Omit the images, then print each record below exactly as it reads.

**EXTRACTED RECORDS**
- - - - -

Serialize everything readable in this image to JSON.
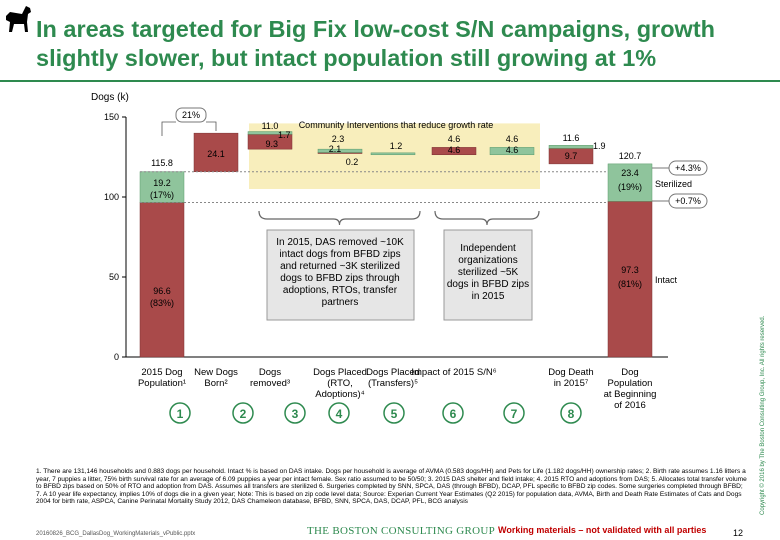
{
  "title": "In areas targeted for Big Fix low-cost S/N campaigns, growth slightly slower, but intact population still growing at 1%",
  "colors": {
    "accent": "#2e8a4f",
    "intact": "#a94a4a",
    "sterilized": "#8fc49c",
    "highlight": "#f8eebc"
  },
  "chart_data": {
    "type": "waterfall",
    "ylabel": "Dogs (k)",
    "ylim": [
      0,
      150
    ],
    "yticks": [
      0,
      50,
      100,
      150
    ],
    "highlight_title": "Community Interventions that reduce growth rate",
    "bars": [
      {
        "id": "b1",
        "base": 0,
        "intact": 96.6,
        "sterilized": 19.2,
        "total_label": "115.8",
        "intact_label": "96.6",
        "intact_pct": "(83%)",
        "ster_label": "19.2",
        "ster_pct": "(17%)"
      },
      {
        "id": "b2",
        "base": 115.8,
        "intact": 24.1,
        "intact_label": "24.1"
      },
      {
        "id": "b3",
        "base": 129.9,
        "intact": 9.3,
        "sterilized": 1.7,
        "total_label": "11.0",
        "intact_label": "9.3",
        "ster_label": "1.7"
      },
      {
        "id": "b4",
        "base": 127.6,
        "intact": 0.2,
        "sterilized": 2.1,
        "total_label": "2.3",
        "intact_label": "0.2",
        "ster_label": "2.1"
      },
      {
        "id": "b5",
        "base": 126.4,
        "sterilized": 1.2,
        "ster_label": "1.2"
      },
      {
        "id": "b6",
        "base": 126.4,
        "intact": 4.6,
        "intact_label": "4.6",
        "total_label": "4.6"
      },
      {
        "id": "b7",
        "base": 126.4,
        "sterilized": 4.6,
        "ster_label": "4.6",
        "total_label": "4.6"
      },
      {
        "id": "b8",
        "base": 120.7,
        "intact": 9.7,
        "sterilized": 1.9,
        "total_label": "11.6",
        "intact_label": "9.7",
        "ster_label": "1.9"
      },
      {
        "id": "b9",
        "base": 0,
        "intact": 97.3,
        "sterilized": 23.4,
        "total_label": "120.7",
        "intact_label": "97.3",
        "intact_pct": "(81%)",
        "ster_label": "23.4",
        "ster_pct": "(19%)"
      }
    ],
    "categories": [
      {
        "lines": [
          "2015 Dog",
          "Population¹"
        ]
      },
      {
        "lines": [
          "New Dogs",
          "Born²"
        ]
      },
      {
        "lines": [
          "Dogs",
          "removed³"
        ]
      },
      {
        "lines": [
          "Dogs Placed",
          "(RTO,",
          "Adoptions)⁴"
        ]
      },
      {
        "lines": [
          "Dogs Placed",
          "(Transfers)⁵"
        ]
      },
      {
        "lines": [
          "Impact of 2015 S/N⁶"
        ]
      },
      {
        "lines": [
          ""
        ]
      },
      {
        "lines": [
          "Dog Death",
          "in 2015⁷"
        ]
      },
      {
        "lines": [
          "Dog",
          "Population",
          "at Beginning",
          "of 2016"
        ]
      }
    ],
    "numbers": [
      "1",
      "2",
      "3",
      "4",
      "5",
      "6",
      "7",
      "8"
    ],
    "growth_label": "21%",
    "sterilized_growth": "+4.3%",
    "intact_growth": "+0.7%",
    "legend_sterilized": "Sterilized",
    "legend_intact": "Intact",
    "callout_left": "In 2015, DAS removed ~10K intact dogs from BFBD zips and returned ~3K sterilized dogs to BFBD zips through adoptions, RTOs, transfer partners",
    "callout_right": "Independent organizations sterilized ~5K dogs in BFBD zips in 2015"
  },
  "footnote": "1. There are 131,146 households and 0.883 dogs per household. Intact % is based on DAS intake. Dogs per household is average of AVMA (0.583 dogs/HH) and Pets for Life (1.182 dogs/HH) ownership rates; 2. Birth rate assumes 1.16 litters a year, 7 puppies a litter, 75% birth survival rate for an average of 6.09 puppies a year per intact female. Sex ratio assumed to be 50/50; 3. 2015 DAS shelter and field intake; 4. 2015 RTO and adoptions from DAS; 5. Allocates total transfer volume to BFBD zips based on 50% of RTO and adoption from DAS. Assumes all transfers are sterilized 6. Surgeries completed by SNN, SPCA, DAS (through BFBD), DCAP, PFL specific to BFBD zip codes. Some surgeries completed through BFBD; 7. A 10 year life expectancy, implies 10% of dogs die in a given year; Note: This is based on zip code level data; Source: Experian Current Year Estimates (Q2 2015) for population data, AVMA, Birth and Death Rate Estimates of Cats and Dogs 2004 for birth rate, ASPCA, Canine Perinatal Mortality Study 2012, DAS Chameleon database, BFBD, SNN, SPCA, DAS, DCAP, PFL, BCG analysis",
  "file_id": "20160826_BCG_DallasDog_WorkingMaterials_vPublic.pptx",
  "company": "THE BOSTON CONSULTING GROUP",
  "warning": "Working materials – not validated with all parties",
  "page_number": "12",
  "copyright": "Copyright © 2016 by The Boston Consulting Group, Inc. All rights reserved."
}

- - - - -

**EXERCISE ANSWER**
Serialize everything readable in this image to JSON.
{
  "title": "In areas targeted for Big Fix low-cost S/N campaigns, growth slightly slower, but intact population still growing at 1%",
  "colors": {
    "accent": "#2e8a4f",
    "intact": "#a94a4a",
    "sterilized": "#8fc49c",
    "highlight": "#f8eebc"
  },
  "chart_data": {
    "type": "waterfall",
    "ylabel": "Dogs (k)",
    "ylim": [
      0,
      150
    ],
    "yticks": [
      0,
      50,
      100,
      150
    ],
    "highlight_title": "Community Interventions that reduce growth rate",
    "bars": [
      {
        "id": "b1",
        "base": 0,
        "intact": 96.6,
        "sterilized": 19.2,
        "total_label": "115.8",
        "intact_label": "96.6",
        "intact_pct": "(83%)",
        "ster_label": "19.2",
        "ster_pct": "(17%)"
      },
      {
        "id": "b2",
        "base": 115.8,
        "intact": 24.1,
        "intact_label": "24.1"
      },
      {
        "id": "b3",
        "base": 129.9,
        "intact": 9.3,
        "sterilized": 1.7,
        "total_label": "11.0",
        "intact_label": "9.3",
        "ster_label": "1.7"
      },
      {
        "id": "b4",
        "base": 127.6,
        "intact": 0.2,
        "sterilized": 2.1,
        "total_label": "2.3",
        "intact_label": "0.2",
        "ster_label": "2.1"
      },
      {
        "id": "b5",
        "base": 126.4,
        "sterilized": 1.2,
        "ster_label": "1.2"
      },
      {
        "id": "b6",
        "base": 126.4,
        "intact": 4.6,
        "intact_label": "4.6",
        "total_label": "4.6"
      },
      {
        "id": "b7",
        "base": 126.4,
        "sterilized": 4.6,
        "ster_label": "4.6",
        "total_label": "4.6"
      },
      {
        "id": "b8",
        "base": 120.7,
        "intact": 9.7,
        "sterilized": 1.9,
        "total_label": "11.6",
        "intact_label": "9.7",
        "ster_label": "1.9"
      },
      {
        "id": "b9",
        "base": 0,
        "intact": 97.3,
        "sterilized": 23.4,
        "total_label": "120.7",
        "intact_label": "97.3",
        "intact_pct": "(81%)",
        "ster_label": "23.4",
        "ster_pct": "(19%)"
      }
    ],
    "categories": [
      {
        "lines": [
          "2015 Dog",
          "Population¹"
        ]
      },
      {
        "lines": [
          "New Dogs",
          "Born²"
        ]
      },
      {
        "lines": [
          "Dogs",
          "removed³"
        ]
      },
      {
        "lines": [
          "Dogs Placed",
          "(RTO,",
          "Adoptions)⁴"
        ]
      },
      {
        "lines": [
          "Dogs Placed",
          "(Transfers)⁵"
        ]
      },
      {
        "lines": [
          "Impact of 2015 S/N⁶"
        ]
      },
      {
        "lines": [
          ""
        ]
      },
      {
        "lines": [
          "Dog Death",
          "in 2015⁷"
        ]
      },
      {
        "lines": [
          "Dog",
          "Population",
          "at Beginning",
          "of 2016"
        ]
      }
    ],
    "numbers": [
      "1",
      "2",
      "3",
      "4",
      "5",
      "6",
      "7",
      "8"
    ],
    "growth_label": "21%",
    "sterilized_growth": "+4.3%",
    "intact_growth": "+0.7%",
    "legend_sterilized": "Sterilized",
    "legend_intact": "Intact",
    "callout_left": "In 2015, DAS removed ~10K intact dogs from BFBD zips and returned ~3K sterilized dogs to BFBD zips through adoptions, RTOs, transfer partners",
    "callout_right": "Independent organizations sterilized ~5K dogs in BFBD zips in 2015"
  },
  "footnote": "1. There are 131,146 households and 0.883 dogs per household. Intact % is based on DAS intake. Dogs per household is average of AVMA (0.583 dogs/HH) and Pets for Life (1.182 dogs/HH) ownership rates; 2. Birth rate assumes 1.16 litters a year, 7 puppies a litter, 75% birth survival rate for an average of 6.09 puppies a year per intact female. Sex ratio assumed to be 50/50; 3. 2015 DAS shelter and field intake; 4. 2015 RTO and adoptions from DAS; 5. Allocates total transfer volume to BFBD zips based on 50% of RTO and adoption from DAS. Assumes all transfers are sterilized 6. Surgeries completed by SNN, SPCA, DAS (through BFBD), DCAP, PFL specific to BFBD zip codes. Some surgeries completed through BFBD; 7. A 10 year life expectancy, implies 10% of dogs die in a given year; Note: This is based on zip code level data; Source: Experian Current Year Estimates (Q2 2015) for population data, AVMA, Birth and Death Rate Estimates of Cats and Dogs 2004 for birth rate, ASPCA, Canine Perinatal Mortality Study 2012, DAS Chameleon database, BFBD, SNN, SPCA, DAS, DCAP, PFL, BCG analysis",
  "file_id": "20160826_BCG_DallasDog_WorkingMaterials_vPublic.pptx",
  "company": "THE BOSTON CONSULTING GROUP",
  "warning": "Working materials – not validated with all parties",
  "page_number": "12",
  "copyright": "Copyright © 2016 by The Boston Consulting Group, Inc. All rights reserved."
}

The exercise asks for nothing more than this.